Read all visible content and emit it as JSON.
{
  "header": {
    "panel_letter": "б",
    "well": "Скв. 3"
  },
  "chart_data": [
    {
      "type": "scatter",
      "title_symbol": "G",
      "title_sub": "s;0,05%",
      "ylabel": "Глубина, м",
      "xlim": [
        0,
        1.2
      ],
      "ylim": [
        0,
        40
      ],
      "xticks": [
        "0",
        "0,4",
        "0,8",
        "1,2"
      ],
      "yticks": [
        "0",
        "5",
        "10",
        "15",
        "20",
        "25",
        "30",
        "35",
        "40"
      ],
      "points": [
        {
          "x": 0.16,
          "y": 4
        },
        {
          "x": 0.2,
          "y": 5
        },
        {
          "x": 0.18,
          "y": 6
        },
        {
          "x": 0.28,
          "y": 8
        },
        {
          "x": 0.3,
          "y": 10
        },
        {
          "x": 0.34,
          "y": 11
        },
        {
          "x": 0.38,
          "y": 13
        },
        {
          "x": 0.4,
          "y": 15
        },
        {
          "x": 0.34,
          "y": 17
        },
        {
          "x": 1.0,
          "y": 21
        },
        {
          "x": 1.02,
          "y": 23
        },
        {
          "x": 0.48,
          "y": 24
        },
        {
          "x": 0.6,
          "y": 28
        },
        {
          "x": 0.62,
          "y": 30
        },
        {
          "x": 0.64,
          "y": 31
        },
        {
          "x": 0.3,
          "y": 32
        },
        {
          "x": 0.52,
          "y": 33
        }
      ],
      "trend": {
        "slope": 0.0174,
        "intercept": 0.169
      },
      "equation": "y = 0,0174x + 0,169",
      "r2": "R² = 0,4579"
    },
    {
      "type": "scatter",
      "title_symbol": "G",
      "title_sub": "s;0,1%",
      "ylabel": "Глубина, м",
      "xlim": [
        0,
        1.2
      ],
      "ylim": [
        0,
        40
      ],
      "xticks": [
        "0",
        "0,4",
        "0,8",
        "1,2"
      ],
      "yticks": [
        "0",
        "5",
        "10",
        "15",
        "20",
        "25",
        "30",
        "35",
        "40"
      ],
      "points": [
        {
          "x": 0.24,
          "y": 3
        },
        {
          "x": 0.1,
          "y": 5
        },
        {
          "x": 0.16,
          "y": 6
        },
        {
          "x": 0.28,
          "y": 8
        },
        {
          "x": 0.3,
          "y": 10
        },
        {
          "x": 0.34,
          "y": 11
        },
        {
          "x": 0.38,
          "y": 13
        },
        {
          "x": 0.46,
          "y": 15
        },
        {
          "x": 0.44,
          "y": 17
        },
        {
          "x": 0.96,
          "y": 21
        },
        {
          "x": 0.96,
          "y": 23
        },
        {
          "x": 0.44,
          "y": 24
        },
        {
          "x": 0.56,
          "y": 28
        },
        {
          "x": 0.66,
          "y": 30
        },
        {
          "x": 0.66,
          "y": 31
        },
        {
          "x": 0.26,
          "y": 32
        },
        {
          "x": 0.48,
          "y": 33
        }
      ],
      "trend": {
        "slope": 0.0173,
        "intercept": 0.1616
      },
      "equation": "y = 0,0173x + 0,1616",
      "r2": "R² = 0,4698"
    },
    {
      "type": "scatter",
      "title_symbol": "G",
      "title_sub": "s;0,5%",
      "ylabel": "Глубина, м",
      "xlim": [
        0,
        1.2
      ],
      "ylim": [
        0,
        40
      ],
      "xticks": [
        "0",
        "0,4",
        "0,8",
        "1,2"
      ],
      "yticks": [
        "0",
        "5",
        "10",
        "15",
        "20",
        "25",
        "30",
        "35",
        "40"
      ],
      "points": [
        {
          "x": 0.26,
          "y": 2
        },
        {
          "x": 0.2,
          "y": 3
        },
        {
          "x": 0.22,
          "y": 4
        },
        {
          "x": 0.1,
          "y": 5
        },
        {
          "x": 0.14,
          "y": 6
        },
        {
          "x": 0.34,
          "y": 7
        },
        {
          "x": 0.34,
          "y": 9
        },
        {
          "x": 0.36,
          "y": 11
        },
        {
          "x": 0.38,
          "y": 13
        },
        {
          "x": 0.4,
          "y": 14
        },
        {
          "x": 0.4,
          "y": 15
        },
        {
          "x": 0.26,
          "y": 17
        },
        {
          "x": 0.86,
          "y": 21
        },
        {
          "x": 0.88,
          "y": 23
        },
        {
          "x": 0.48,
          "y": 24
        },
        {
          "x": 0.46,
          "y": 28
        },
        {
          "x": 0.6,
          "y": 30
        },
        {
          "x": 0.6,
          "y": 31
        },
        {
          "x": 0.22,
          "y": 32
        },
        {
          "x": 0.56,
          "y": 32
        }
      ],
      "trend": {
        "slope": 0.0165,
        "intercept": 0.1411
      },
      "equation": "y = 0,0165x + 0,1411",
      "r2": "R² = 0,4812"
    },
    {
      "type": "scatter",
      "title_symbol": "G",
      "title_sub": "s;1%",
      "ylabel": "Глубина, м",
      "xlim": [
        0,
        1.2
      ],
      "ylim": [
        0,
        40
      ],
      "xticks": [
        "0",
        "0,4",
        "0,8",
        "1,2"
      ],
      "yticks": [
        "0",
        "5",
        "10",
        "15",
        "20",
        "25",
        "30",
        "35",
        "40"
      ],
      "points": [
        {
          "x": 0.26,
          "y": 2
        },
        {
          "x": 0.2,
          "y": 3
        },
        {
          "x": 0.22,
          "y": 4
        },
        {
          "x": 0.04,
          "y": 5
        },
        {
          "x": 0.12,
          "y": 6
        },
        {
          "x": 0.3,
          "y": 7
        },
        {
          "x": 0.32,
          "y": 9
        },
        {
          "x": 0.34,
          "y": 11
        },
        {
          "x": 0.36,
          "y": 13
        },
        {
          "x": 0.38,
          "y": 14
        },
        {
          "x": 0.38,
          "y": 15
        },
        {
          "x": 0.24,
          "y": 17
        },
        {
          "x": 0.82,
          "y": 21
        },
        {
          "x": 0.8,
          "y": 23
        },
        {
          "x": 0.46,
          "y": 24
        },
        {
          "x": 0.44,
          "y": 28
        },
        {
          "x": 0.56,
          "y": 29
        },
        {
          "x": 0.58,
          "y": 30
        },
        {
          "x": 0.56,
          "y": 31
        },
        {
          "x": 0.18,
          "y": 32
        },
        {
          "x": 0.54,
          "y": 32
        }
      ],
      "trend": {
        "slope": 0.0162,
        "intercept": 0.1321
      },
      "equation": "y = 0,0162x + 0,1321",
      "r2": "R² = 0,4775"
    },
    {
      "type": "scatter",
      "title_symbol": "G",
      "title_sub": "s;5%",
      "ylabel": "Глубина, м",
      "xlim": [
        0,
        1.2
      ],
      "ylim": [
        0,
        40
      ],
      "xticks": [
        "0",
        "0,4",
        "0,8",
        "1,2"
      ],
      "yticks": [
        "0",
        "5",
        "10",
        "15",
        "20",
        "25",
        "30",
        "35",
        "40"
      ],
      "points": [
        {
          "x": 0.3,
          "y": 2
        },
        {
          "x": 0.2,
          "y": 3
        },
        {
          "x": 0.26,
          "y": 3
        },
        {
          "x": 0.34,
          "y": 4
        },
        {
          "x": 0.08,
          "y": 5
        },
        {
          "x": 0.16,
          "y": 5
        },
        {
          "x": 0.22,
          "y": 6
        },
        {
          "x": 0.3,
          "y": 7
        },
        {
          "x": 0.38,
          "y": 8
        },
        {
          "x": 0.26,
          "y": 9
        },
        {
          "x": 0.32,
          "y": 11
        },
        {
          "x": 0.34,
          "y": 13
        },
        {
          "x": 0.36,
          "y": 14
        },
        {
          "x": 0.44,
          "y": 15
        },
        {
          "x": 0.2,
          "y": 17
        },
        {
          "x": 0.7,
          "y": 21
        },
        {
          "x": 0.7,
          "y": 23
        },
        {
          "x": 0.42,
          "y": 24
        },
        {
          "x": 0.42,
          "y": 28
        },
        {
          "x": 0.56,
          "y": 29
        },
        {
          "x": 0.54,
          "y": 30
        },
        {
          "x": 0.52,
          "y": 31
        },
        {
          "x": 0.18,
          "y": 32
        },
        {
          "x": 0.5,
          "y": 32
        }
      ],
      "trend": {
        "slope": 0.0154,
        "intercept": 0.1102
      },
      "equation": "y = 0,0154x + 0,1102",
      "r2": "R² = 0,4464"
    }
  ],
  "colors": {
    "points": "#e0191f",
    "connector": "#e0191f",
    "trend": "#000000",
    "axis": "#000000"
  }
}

········

▸ DIRECTION
Return each line with "slope".

▸ RIGHT ANSWER
        "slope": 0.0174,
        "slope": 0.0173,
        "slope": 0.0165,
        "slope": 0.0162,
        "slope": 0.0154,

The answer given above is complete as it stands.